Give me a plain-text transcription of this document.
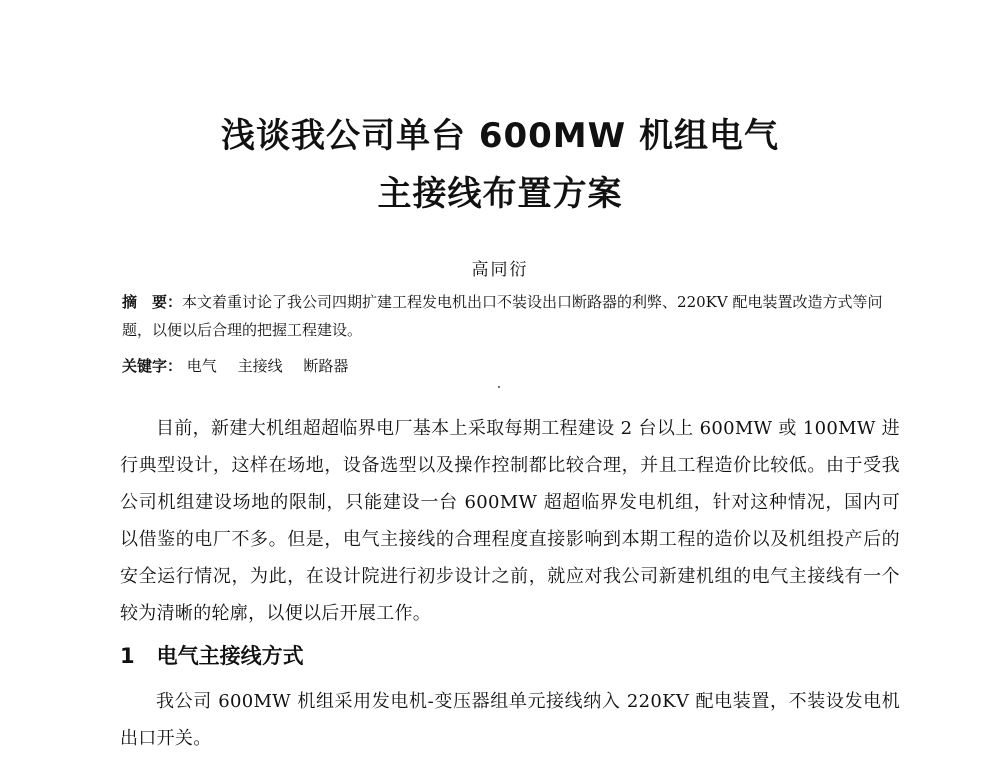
浅谈我公司单台 600MW 机组电气
主接线布置方案
高同衍
摘　要：本文着重讨论了我公司四期扩建工程发电机出口不装设出口断路器的利弊、220KV 配电装置改造方式等问题，以便以后合理的把握工程建设。
关键字： 电气 主接线 断路器
目前，新建大机组超超临界电厂基本上采取每期工程建设 2 台以上 600MW 或 100MW 进行典型设计，这样在场地，设备选型以及操作控制都比较合理，并且工程造价比较低。由于受我公司机组建设场地的限制，只能建设一台 600MW 超超临界发电机组，针对这种情况，国内可以借鉴的电厂不多。但是，电气主接线的合理程度直接影响到本期工程的造价以及机组投产后的安全运行情况，为此，在设计院进行初步设计之前，就应对我公司新建机组的电气主接线有一个较为清晰的轮廓，以便以后开展工作。
1 电气主接线方式
我公司 600MW 机组采用发电机-变压器组单元接线纳入 220KV 配电装置，不装设发电机出口开关。
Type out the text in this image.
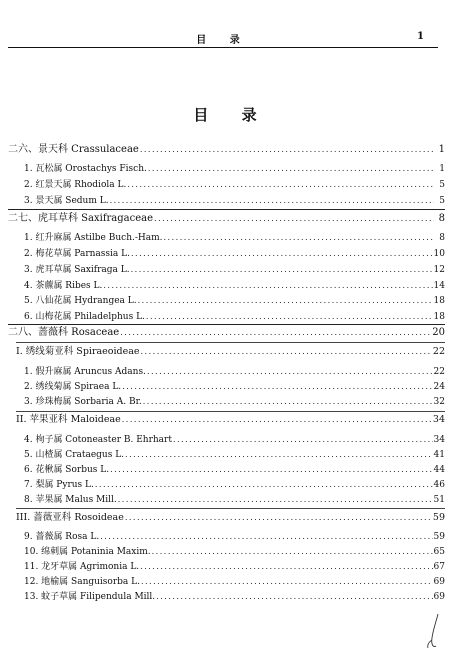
目 录	1
目 录
二六、景天科 Crassulaceae .....	1
1. 瓦松属 Orostachys Fisch. .....	1
2. 红景天属 Rhodiola L. .....	5
3. 景天属 Sedum L. .....	5
二七、虎耳草科 Saxifragaceae .....	8
1. 红升麻属 Astilbe Buch.-Ham. .....	8
2. 梅花草属 Parnassia L. .....	10
3. 虎耳草属 Saxifraga L. .....	12
4. 茶藨属 Ribes L. .....	14
5. 八仙花属 Hydrangea L. .....	18
6. 山梅花属 Philadelphus L. .....	18
二八、蔷薇科 Rosaceae .....	20
I. 绣线菊亚科 Spiraeoideae .....	22
1. 假升麻属 Aruncus Adans. .....	22
2. 绣线菊属 Spiraea L. .....	24
3. 珍珠梅属 Sorbaria A. Br. .....	32
II. 苹果亚科 Maloideae .....	34
4. 栒子属 Cotoneaster B. Ehrhart .....	34
5. 山楂属 Crataegus L. .....	41
6. 花楸属 Sorbus L. .....	44
7. 梨属 Pyrus L. .....	46
8. 苹果属 Malus Mill. .....	51
III. 蔷薇亚科 Rosoideae .....	59
9. 蔷薇属 Rosa L. .....	59
10. 绵刺属 Potaninia Maxim. .....	65
11. 龙牙草属 Agrimonia L. .....	67
12. 地榆属 Sanguisorba L. .....	69
13. 蚊子草属 Filipendula Mill. .....	69
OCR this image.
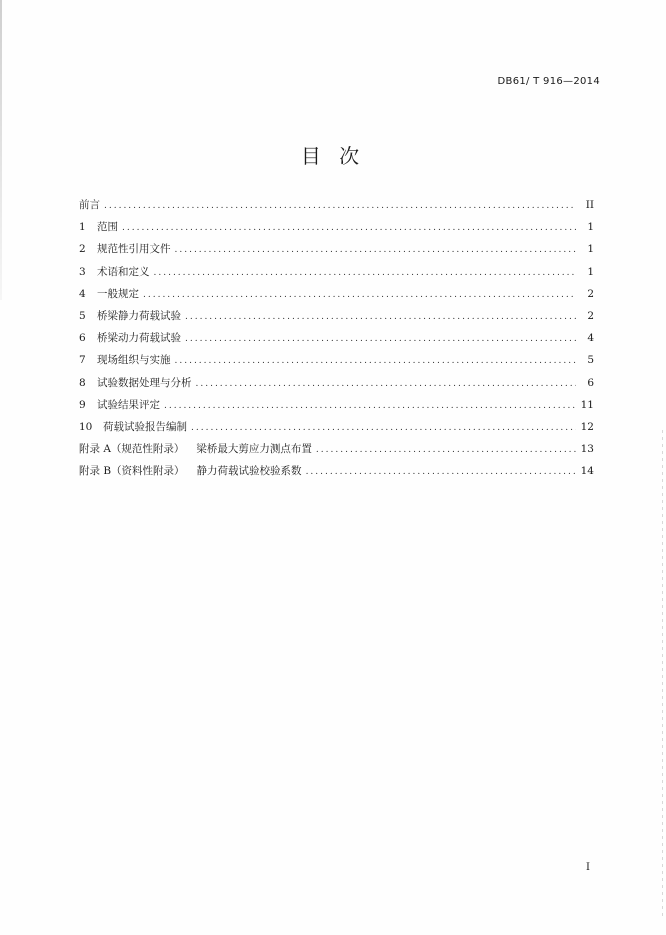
DB61/ T 916—2014
目 次
前言 .....	II
1 范围 .....	1
2 规范性引用文件 .....	1
3 术语和定义 .....	1
4 一般规定 .....	2
5 桥梁静力荷载试验 .....	2
6 桥梁动力荷载试验 .....	4
7 现场组织与实施 .....	5
8 试验数据处理与分析 .....	6
9 试验结果评定 .....	11
10 荷载试验报告编制 .....	12
附录 A（规范性附录） 梁桥最大剪应力测点布置 .....	13
附录 B（资料性附录） 静力荷载试验校验系数 .....	14
I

◆ **WHAT YOU NEED TO DO**
Your task is to transcribe all of the records precisely, with no images included.

◆ **TASK RESULT**
Give me a plain-text transcription of this document.
浅谈我公司单台 600MW 机组电气
主接线布置方案
高同衍
摘　要：本文着重讨论了我公司四期扩建工程发电机出口不装设出口断路器的利弊、220KV 配电装置改造方式等问题，以便以后合理的把握工程建设。
关键字： 电气 主接线 断路器
目前，新建大机组超超临界电厂基本上采取每期工程建设 2 台以上 600MW 或 100MW 进行典型设计，这样在场地，设备选型以及操作控制都比较合理，并且工程造价比较低。由于受我公司机组建设场地的限制，只能建设一台 600MW 超超临界发电机组，针对这种情况，国内可以借鉴的电厂不多。但是，电气主接线的合理程度直接影响到本期工程的造价以及机组投产后的安全运行情况，为此，在设计院进行初步设计之前，就应对我公司新建机组的电气主接线有一个较为清晰的轮廓，以便以后开展工作。
1 电气主接线方式
我公司 600MW 机组采用发电机-变压器组单元接线纳入 220KV 配电装置，不装设发电机出口开关。
Type out the text in this image.
目 录	1
目 录
二六、景天科 Crassulaceae .....	1
1. 瓦松属 Orostachys Fisch. .....	1
2. 红景天属 Rhodiola L. .....	5
3. 景天属 Sedum L. .....	5
二七、虎耳草科 Saxifragaceae .....	8
1. 红升麻属 Astilbe Buch.-Ham. .....	8
2. 梅花草属 Parnassia L. .....	10
3. 虎耳草属 Saxifraga L. .....	12
4. 茶藨属 Ribes L. .....	14
5. 八仙花属 Hydrangea L. .....	18
6. 山梅花属 Philadelphus L. .....	18
二八、蔷薇科 Rosaceae .....	20
I. 绣线菊亚科 Spiraeoideae .....	22
1. 假升麻属 Aruncus Adans. .....	22
2. 绣线菊属 Spiraea L. .....	24
3. 珍珠梅属 Sorbaria A. Br. .....	32
II. 苹果亚科 Maloideae .....	34
4. 栒子属 Cotoneaster B. Ehrhart .....	34
5. 山楂属 Crataegus L. .....	41
6. 花楸属 Sorbus L. .....	44
7. 梨属 Pyrus L. .....	46
8. 苹果属 Malus Mill. .....	51
III. 蔷薇亚科 Rosoideae .....	59
9. 蔷薇属 Rosa L. .....	59
10. 绵刺属 Potaninia Maxim. .....	65
11. 龙牙草属 Agrimonia L. .....	67
12. 地榆属 Sanguisorba L. .....	69
13. 蚊子草属 Filipendula Mill. .....	69
OCR this image.
DB61/ T 916—2014
目 次
前言 .....	II
1 范围 .....	1
2 规范性引用文件 .....	1
3 术语和定义 .....	1
4 一般规定 .....	2
5 桥梁静力荷载试验 .....	2
6 桥梁动力荷载试验 .....	4
7 现场组织与实施 .....	5
8 试验数据处理与分析 .....	6
9 试验结果评定 .....	11
10 荷载试验报告编制 .....	12
附录 A（规范性附录） 梁桥最大剪应力测点布置 .....	13
附录 B（资料性附录） 静力荷载试验校验系数 .....	14
I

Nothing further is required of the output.